── Entries ──

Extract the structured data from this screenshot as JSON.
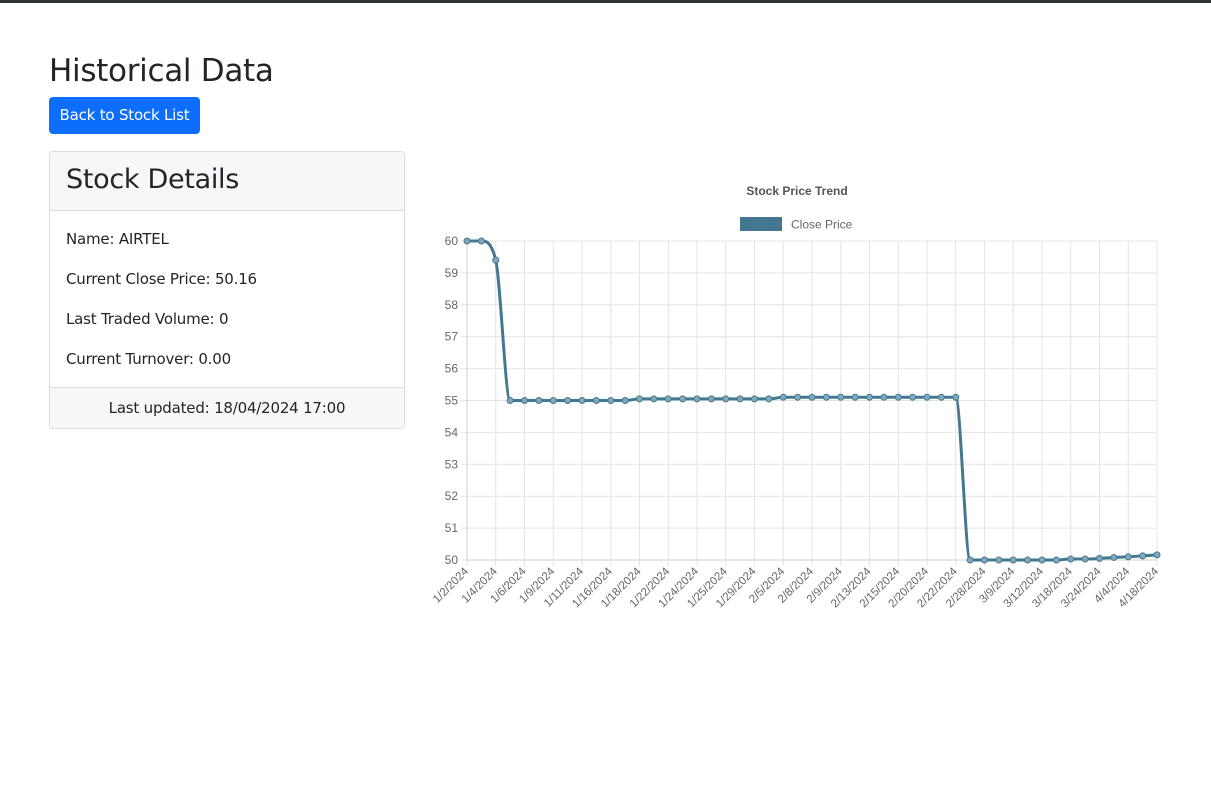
{
  "page": {
    "title": "Historical Data",
    "back_button": "Back to Stock List"
  },
  "card": {
    "header": "Stock Details",
    "name": "Name: AIRTEL",
    "close_price": "Current Close Price: 50.16",
    "volume": "Last Traded Volume: 0",
    "turnover": "Current Turnover: 0.00",
    "footer": "Last updated: 18/04/2024 17:00"
  },
  "colors": {
    "line": "#44788f",
    "point_fill": "#7fa9c2",
    "legend_box": "#44788f",
    "button": "#0d6efd"
  },
  "chart_data": {
    "type": "line",
    "title": "Stock Price Trend",
    "series": [
      {
        "name": "Close Price",
        "values": [
          60,
          60,
          59.4,
          55,
          55,
          55,
          55,
          55,
          55,
          55,
          55,
          55,
          55.05,
          55.05,
          55.05,
          55.05,
          55.05,
          55.05,
          55.05,
          55.05,
          55.05,
          55.05,
          55.1,
          55.1,
          55.1,
          55.1,
          55.1,
          55.1,
          55.1,
          55.1,
          55.1,
          55.1,
          55.1,
          55.1,
          55.1,
          50,
          50,
          50,
          50,
          50,
          50,
          50,
          50.03,
          50.03,
          50.05,
          50.08,
          50.1,
          50.13,
          50.16
        ]
      }
    ],
    "x_tick_labels": [
      "1/2/2024",
      "1/4/2024",
      "1/6/2024",
      "1/9/2024",
      "1/11/2024",
      "1/16/2024",
      "1/18/2024",
      "1/22/2024",
      "1/24/2024",
      "1/25/2024",
      "1/29/2024",
      "2/5/2024",
      "2/8/2024",
      "2/9/2024",
      "2/13/2024",
      "2/15/2024",
      "2/20/2024",
      "2/22/2024",
      "2/28/2024",
      "3/9/2024",
      "3/12/2024",
      "3/18/2024",
      "3/24/2024",
      "4/4/2024",
      "4/18/2024"
    ],
    "ylim": [
      50,
      60
    ],
    "y_ticks": [
      60,
      59,
      58,
      57,
      56,
      55,
      54,
      53,
      52,
      51,
      50
    ],
    "grid": true,
    "legend_position": "top",
    "xlabel": "",
    "ylabel": ""
  }
}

───

§ **What the task asks**
Leave images out of the retyped records; keep all else exact.

§ **Exercise result**
Extract the structured data from this screenshot as JSON.
{
  "page": {
    "title": "Historical Data",
    "back_button": "Back to Stock List"
  },
  "card": {
    "header": "Stock Details",
    "name": "Name: AIRTEL",
    "close_price": "Current Close Price: 50.16",
    "volume": "Last Traded Volume: 0",
    "turnover": "Current Turnover: 0.00",
    "footer": "Last updated: 18/04/2024 17:00"
  },
  "colors": {
    "line": "#44788f",
    "point_fill": "#7fa9c2",
    "legend_box": "#44788f",
    "button": "#0d6efd"
  },
  "chart_data": {
    "type": "line",
    "title": "Stock Price Trend",
    "series": [
      {
        "name": "Close Price",
        "values": [
          60,
          60,
          59.4,
          55,
          55,
          55,
          55,
          55,
          55,
          55,
          55,
          55,
          55.05,
          55.05,
          55.05,
          55.05,
          55.05,
          55.05,
          55.05,
          55.05,
          55.05,
          55.05,
          55.1,
          55.1,
          55.1,
          55.1,
          55.1,
          55.1,
          55.1,
          55.1,
          55.1,
          55.1,
          55.1,
          55.1,
          55.1,
          50,
          50,
          50,
          50,
          50,
          50,
          50,
          50.03,
          50.03,
          50.05,
          50.08,
          50.1,
          50.13,
          50.16
        ]
      }
    ],
    "x_tick_labels": [
      "1/2/2024",
      "1/4/2024",
      "1/6/2024",
      "1/9/2024",
      "1/11/2024",
      "1/16/2024",
      "1/18/2024",
      "1/22/2024",
      "1/24/2024",
      "1/25/2024",
      "1/29/2024",
      "2/5/2024",
      "2/8/2024",
      "2/9/2024",
      "2/13/2024",
      "2/15/2024",
      "2/20/2024",
      "2/22/2024",
      "2/28/2024",
      "3/9/2024",
      "3/12/2024",
      "3/18/2024",
      "3/24/2024",
      "4/4/2024",
      "4/18/2024"
    ],
    "ylim": [
      50,
      60
    ],
    "y_ticks": [
      60,
      59,
      58,
      57,
      56,
      55,
      54,
      53,
      52,
      51,
      50
    ],
    "grid": true,
    "legend_position": "top",
    "xlabel": "",
    "ylabel": ""
  }
}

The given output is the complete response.